| WORK TO BE COMPLETED |
Take all the material and copy it exactly.

** START THE INPUT **

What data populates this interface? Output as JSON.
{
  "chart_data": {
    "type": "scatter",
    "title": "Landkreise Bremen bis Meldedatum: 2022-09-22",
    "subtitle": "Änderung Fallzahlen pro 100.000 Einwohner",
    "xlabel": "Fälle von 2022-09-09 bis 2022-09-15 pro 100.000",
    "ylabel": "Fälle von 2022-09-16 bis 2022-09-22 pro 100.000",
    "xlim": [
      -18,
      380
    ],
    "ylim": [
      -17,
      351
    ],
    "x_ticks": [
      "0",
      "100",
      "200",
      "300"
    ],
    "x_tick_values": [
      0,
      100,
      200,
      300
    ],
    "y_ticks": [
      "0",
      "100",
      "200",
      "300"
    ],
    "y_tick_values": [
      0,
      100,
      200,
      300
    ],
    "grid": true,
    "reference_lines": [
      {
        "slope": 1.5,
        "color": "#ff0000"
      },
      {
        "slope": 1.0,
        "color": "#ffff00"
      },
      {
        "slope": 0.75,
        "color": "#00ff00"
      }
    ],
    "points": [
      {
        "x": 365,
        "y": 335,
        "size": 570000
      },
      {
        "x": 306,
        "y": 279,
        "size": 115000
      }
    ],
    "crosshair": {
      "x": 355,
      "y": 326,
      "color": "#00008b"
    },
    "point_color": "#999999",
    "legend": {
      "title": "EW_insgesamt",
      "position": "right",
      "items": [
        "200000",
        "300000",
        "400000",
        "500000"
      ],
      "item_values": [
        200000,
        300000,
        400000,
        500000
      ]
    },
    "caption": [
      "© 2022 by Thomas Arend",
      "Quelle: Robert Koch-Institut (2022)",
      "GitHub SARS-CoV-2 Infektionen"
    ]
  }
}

** END THE INPUT **

| SOLUTION FOR THIS TASK |
What data populates this interface? Output as JSON.
{
  "chart_data": {
    "type": "scatter",
    "title": "Landkreise Bremen bis Meldedatum: 2022-09-22",
    "subtitle": "Änderung Fallzahlen pro 100.000 Einwohner",
    "xlabel": "Fälle von 2022-09-09 bis 2022-09-15 pro 100.000",
    "ylabel": "Fälle von 2022-09-16 bis 2022-09-22 pro 100.000",
    "xlim": [
      -18,
      380
    ],
    "ylim": [
      -17,
      351
    ],
    "x_ticks": [
      "0",
      "100",
      "200",
      "300"
    ],
    "x_tick_values": [
      0,
      100,
      200,
      300
    ],
    "y_ticks": [
      "0",
      "100",
      "200",
      "300"
    ],
    "y_tick_values": [
      0,
      100,
      200,
      300
    ],
    "grid": true,
    "reference_lines": [
      {
        "slope": 1.5,
        "color": "#ff0000"
      },
      {
        "slope": 1.0,
        "color": "#ffff00"
      },
      {
        "slope": 0.75,
        "color": "#00ff00"
      }
    ],
    "points": [
      {
        "x": 365,
        "y": 335,
        "size": 570000
      },
      {
        "x": 306,
        "y": 279,
        "size": 115000
      }
    ],
    "crosshair": {
      "x": 355,
      "y": 326,
      "color": "#00008b"
    },
    "point_color": "#999999",
    "legend": {
      "title": "EW_insgesamt",
      "position": "right",
      "items": [
        "200000",
        "300000",
        "400000",
        "500000"
      ],
      "item_values": [
        200000,
        300000,
        400000,
        500000
      ]
    },
    "caption": [
      "© 2022 by Thomas Arend",
      "Quelle: Robert Koch-Institut (2022)",
      "GitHub SARS-CoV-2 Infektionen"
    ]
  }
}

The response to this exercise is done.